Instructions for the task: Rewrite the data below with every occurrence of "bounding boxes" replaced by "box coordinates", leaving everything else unchanged. Leave the pictures out of your answer.

Recorded data:
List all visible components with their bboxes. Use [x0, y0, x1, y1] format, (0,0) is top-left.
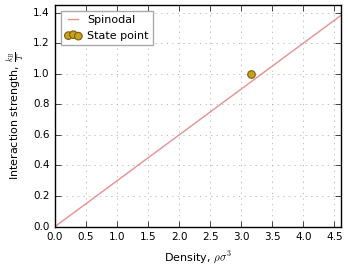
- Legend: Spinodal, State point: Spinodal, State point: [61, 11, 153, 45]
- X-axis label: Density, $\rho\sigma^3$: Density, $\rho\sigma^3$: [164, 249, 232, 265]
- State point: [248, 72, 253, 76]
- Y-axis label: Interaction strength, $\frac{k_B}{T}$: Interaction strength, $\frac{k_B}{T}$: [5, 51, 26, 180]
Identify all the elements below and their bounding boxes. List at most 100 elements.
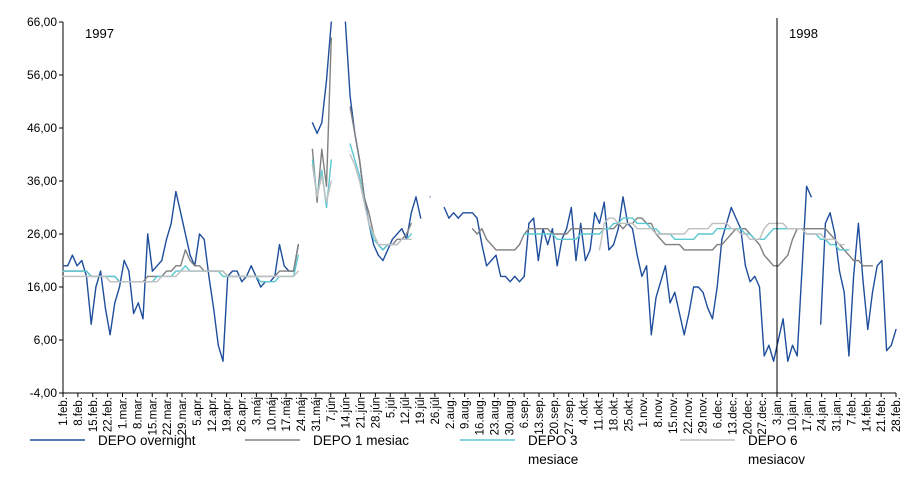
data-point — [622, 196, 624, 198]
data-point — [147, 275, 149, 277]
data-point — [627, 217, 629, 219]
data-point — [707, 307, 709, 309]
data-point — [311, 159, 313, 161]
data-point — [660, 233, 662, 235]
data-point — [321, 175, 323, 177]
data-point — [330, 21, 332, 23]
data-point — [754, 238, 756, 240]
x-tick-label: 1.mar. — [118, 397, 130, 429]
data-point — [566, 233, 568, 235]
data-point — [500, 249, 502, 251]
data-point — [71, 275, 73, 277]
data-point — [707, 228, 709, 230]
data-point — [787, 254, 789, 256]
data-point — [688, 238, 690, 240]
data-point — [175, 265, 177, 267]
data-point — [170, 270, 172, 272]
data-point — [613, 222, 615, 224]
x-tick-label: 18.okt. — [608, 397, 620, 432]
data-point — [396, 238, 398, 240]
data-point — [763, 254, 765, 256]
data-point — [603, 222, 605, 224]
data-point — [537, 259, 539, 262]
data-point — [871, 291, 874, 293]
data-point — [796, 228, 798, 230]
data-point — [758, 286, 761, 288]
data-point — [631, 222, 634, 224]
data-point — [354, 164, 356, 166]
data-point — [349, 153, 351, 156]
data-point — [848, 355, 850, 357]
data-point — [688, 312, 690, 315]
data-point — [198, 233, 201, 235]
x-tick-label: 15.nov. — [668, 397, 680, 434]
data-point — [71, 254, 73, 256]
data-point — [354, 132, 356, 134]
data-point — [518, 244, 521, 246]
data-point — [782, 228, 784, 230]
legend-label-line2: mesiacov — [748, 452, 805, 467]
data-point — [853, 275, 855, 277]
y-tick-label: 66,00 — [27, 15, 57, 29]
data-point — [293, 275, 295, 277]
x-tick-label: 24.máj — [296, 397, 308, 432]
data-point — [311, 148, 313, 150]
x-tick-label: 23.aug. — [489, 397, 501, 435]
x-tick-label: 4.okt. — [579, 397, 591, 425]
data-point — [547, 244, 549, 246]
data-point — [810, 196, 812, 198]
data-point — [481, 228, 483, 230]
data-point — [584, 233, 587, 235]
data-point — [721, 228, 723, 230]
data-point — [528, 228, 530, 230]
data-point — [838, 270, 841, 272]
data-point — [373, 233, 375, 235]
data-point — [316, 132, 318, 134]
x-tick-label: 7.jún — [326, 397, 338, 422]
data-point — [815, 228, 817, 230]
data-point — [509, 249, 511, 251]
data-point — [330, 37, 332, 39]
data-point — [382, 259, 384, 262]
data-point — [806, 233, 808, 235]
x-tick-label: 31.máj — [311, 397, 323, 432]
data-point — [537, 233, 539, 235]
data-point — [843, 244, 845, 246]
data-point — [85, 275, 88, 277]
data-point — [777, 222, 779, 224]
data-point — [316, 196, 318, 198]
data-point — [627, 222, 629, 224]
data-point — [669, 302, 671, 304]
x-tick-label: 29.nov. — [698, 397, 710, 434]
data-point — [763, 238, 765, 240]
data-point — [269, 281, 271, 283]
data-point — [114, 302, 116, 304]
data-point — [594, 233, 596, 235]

Output below:
List all visible components with their bboxes. Use [x0, y0, x1, y1] format, (0,0) is top-left.
- Legend: Spinodal, State point: Spinodal, State point: [61, 11, 153, 45]
- X-axis label: Density, $\rho\sigma^3$: Density, $\rho\sigma^3$: [164, 249, 232, 265]
- State point: [248, 72, 253, 76]
- Y-axis label: Interaction strength, $\frac{k_B}{T}$: Interaction strength, $\frac{k_B}{T}$: [5, 51, 26, 180]
Identify all the elements below and their box coordinates. List at most 100 elements.
data-point — [622, 196, 624, 198]
data-point — [147, 275, 149, 277]
data-point — [627, 217, 629, 219]
data-point — [707, 307, 709, 309]
data-point — [311, 159, 313, 161]
data-point — [660, 233, 662, 235]
data-point — [321, 175, 323, 177]
data-point — [330, 21, 332, 23]
data-point — [754, 238, 756, 240]
x-tick-label: 1.mar. — [118, 397, 130, 429]
data-point — [566, 233, 568, 235]
data-point — [500, 249, 502, 251]
data-point — [71, 275, 73, 277]
data-point — [707, 228, 709, 230]
data-point — [787, 254, 789, 256]
data-point — [688, 238, 690, 240]
data-point — [175, 265, 177, 267]
data-point — [170, 270, 172, 272]
data-point — [613, 222, 615, 224]
x-tick-label: 18.okt. — [608, 397, 620, 432]
data-point — [396, 238, 398, 240]
data-point — [763, 254, 765, 256]
data-point — [603, 222, 605, 224]
data-point — [537, 259, 539, 262]
data-point — [871, 291, 874, 293]
data-point — [796, 228, 798, 230]
data-point — [758, 286, 761, 288]
data-point — [631, 222, 634, 224]
data-point — [354, 164, 356, 166]
data-point — [349, 153, 351, 156]
data-point — [848, 355, 850, 357]
data-point — [688, 312, 690, 315]
data-point — [198, 233, 201, 235]
x-tick-label: 15.nov. — [668, 397, 680, 434]
data-point — [71, 254, 73, 256]
data-point — [354, 132, 356, 134]
data-point — [518, 244, 521, 246]
data-point — [782, 228, 784, 230]
legend-label-line2: mesiacov — [748, 452, 805, 467]
data-point — [853, 275, 855, 277]
y-tick-label: 66,00 — [27, 15, 57, 29]
data-point — [293, 275, 295, 277]
x-tick-label: 24.máj — [296, 397, 308, 432]
data-point — [311, 148, 313, 150]
x-tick-label: 23.aug. — [489, 397, 501, 435]
x-tick-label: 4.okt. — [579, 397, 591, 425]
data-point — [547, 244, 549, 246]
data-point — [810, 196, 812, 198]
data-point — [481, 228, 483, 230]
data-point — [584, 233, 587, 235]
data-point — [721, 228, 723, 230]
data-point — [528, 228, 530, 230]
data-point — [838, 270, 841, 272]
data-point — [373, 233, 375, 235]
data-point — [316, 132, 318, 134]
x-tick-label: 7.jún — [326, 397, 338, 422]
data-point — [815, 228, 817, 230]
data-point — [509, 249, 511, 251]
data-point — [330, 37, 332, 39]
data-point — [382, 259, 384, 262]
data-point — [806, 233, 808, 235]
x-tick-label: 31.máj — [311, 397, 323, 432]
data-point — [537, 233, 539, 235]
data-point — [843, 244, 845, 246]
data-point — [85, 275, 88, 277]
data-point — [777, 222, 779, 224]
data-point — [316, 196, 318, 198]
data-point — [627, 222, 629, 224]
data-point — [669, 302, 671, 304]
x-tick-label: 29.nov. — [698, 397, 710, 434]
data-point — [763, 238, 765, 240]
data-point — [269, 281, 271, 283]
data-point — [114, 302, 116, 304]
data-point — [594, 233, 596, 235]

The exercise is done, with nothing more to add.